#### Stated task
Copy each line that contains the word "Somerset".

Excerpt from a dataset
┄┄┄┄┄┄┄┄┄┄┄┄┄┄┄┄┄┄┄┄
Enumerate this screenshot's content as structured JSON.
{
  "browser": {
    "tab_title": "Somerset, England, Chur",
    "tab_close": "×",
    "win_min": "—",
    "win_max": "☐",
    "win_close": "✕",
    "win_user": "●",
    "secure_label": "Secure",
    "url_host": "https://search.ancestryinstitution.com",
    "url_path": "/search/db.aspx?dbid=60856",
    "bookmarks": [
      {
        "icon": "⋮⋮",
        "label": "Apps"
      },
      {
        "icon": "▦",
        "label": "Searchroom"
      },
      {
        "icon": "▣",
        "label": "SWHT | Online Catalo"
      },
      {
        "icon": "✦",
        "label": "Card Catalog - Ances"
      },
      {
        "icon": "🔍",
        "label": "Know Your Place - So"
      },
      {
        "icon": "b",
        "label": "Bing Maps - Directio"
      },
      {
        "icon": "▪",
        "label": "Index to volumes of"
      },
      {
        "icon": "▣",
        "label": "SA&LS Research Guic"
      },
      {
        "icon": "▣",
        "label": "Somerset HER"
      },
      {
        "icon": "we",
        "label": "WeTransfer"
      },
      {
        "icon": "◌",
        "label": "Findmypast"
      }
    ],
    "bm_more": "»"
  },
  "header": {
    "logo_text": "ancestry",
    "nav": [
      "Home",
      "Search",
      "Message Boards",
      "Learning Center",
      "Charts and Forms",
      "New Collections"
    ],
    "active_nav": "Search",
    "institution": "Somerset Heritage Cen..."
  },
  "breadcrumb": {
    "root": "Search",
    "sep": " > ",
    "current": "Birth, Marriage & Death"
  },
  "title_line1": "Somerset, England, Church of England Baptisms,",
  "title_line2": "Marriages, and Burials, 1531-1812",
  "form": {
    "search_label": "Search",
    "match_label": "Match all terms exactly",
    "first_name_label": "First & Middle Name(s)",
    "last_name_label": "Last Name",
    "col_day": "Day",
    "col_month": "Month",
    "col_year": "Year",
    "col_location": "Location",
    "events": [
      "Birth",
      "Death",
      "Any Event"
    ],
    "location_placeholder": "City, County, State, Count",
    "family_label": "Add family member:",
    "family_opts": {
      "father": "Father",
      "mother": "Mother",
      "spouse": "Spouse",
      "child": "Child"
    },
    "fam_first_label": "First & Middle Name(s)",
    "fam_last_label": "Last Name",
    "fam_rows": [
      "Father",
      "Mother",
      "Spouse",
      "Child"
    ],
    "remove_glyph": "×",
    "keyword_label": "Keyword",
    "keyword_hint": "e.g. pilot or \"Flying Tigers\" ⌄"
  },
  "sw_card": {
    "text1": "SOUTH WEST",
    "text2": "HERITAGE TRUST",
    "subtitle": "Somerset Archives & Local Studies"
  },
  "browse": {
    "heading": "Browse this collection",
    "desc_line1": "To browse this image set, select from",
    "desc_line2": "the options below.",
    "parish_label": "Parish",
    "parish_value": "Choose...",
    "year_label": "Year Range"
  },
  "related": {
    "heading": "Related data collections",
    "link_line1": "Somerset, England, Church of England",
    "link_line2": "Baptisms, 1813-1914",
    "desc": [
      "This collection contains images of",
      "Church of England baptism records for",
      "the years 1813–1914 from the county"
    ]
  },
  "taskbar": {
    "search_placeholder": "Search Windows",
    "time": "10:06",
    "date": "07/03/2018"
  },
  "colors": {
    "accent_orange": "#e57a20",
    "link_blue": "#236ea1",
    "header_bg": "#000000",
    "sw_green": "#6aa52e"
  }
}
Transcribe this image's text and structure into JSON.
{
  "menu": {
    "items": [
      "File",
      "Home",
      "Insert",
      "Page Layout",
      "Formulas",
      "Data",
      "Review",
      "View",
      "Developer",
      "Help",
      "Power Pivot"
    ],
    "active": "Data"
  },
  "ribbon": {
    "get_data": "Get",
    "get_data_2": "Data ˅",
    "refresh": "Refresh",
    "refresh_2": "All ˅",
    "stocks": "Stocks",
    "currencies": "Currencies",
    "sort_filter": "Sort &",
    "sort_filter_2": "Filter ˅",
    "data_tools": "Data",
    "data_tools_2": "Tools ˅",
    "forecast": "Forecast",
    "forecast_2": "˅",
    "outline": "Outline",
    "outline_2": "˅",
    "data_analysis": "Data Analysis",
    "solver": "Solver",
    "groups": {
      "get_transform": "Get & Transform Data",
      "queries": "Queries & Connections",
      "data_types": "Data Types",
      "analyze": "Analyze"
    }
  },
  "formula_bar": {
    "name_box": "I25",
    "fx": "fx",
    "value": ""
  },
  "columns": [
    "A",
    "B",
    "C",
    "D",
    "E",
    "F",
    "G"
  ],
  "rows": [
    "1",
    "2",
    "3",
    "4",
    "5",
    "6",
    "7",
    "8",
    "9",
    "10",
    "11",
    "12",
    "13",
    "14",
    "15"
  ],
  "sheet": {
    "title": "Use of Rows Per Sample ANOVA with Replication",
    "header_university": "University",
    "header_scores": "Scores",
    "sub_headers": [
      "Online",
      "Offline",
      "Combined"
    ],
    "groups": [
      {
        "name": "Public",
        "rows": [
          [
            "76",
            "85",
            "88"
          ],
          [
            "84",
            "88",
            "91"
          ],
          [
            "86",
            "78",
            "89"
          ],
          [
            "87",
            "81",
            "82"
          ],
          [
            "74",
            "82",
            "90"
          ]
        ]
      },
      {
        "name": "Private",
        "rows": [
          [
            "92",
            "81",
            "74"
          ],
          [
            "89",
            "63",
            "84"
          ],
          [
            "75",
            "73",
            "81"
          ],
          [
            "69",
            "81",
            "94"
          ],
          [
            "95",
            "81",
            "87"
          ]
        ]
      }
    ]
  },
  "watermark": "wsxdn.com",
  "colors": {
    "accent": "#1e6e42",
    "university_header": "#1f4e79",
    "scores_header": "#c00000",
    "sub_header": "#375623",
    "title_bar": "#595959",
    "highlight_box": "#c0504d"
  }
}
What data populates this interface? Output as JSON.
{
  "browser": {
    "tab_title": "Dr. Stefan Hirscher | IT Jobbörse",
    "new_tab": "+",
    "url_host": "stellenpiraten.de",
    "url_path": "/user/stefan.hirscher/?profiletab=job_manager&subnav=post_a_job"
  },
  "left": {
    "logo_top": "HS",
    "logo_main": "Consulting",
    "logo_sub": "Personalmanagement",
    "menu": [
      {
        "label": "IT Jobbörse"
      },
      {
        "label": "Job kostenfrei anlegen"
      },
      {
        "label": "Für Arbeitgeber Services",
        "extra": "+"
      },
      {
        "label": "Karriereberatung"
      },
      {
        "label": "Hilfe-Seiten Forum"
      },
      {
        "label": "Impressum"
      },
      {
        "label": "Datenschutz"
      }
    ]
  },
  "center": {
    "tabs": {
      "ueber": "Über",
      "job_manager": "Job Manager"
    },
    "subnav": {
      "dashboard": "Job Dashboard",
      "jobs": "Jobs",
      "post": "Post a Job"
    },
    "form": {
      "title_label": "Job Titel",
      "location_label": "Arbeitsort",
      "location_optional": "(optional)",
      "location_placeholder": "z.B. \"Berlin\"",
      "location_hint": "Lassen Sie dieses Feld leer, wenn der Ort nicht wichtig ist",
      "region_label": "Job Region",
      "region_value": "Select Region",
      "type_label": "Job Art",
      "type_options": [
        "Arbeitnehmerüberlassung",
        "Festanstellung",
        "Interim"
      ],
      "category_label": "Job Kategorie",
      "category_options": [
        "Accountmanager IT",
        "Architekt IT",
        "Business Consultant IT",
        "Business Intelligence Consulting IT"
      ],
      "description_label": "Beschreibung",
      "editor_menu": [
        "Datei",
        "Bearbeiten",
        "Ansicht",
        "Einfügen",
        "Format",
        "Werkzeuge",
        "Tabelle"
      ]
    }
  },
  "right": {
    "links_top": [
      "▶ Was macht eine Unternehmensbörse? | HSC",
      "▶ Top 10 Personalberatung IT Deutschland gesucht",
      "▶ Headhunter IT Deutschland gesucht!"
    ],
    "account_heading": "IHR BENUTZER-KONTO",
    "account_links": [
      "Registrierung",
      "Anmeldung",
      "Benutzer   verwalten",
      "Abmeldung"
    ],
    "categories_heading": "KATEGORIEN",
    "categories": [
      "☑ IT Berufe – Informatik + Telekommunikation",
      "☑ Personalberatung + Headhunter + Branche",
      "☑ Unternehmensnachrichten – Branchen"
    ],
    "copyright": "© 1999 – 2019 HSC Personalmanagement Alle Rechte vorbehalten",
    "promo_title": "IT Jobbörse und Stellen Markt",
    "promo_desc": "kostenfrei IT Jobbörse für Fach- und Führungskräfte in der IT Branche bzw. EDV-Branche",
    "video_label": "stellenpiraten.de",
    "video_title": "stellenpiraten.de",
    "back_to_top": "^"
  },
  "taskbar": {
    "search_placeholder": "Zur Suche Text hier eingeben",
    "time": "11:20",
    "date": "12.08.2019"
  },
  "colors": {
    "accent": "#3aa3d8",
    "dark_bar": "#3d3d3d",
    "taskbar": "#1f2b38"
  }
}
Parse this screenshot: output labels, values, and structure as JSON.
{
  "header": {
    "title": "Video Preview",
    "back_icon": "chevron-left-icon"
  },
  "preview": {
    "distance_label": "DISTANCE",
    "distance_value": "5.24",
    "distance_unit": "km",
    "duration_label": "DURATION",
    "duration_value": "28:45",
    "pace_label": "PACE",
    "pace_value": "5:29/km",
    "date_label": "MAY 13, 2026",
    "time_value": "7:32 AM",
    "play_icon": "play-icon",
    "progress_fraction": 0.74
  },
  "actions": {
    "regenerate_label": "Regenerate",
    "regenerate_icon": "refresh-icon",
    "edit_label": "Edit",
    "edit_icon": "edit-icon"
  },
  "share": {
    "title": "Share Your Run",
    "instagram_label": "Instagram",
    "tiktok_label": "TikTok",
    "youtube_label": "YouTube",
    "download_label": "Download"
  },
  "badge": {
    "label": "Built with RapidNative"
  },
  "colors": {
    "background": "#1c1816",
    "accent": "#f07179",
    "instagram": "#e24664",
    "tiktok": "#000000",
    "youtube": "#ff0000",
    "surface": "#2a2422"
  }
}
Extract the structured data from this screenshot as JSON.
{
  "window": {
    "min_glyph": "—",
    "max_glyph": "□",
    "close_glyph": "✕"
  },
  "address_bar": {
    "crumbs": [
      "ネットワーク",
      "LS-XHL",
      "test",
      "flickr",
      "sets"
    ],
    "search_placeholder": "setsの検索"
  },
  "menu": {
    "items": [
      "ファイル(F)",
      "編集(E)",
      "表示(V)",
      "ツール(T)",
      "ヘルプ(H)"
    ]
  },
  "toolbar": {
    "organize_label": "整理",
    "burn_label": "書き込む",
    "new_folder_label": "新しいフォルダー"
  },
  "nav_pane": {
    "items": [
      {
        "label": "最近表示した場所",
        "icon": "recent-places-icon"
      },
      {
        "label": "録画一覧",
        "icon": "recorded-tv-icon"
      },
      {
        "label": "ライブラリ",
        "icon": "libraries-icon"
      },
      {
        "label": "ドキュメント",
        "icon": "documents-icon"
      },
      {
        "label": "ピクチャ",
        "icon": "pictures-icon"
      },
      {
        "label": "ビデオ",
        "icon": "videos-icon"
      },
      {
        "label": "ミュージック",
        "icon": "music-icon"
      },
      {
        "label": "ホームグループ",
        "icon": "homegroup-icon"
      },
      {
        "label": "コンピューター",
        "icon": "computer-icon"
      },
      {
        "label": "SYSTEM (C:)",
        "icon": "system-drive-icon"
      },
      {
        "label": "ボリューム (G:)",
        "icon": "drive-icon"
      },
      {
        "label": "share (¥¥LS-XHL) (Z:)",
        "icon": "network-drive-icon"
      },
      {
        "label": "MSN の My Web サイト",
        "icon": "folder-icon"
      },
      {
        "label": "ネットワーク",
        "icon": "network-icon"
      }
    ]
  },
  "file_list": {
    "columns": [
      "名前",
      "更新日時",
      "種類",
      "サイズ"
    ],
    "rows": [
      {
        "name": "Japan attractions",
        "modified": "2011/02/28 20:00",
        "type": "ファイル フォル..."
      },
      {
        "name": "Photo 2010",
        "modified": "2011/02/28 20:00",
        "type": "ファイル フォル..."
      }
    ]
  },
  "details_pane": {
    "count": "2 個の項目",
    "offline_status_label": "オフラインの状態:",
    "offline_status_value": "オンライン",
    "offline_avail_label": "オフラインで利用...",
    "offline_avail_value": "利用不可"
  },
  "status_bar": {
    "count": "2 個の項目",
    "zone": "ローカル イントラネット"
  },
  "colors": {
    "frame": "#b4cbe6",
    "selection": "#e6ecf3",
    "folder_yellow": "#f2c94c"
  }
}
┄┄┄┄┄┄┄┄┄┄┄┄┄┄┄┄┄┄┄┄
#### Solution
    "tab_title": "Somerset, England, Chur",
        "label": "Somerset HER"
    "institution": "Somerset Heritage Cen..."
  "title_line1": "Somerset, England, Church of England Baptisms,",
    "subtitle": "Somerset Archives & Local Studies"
    "link_line1": "Somerset, England, Church of England",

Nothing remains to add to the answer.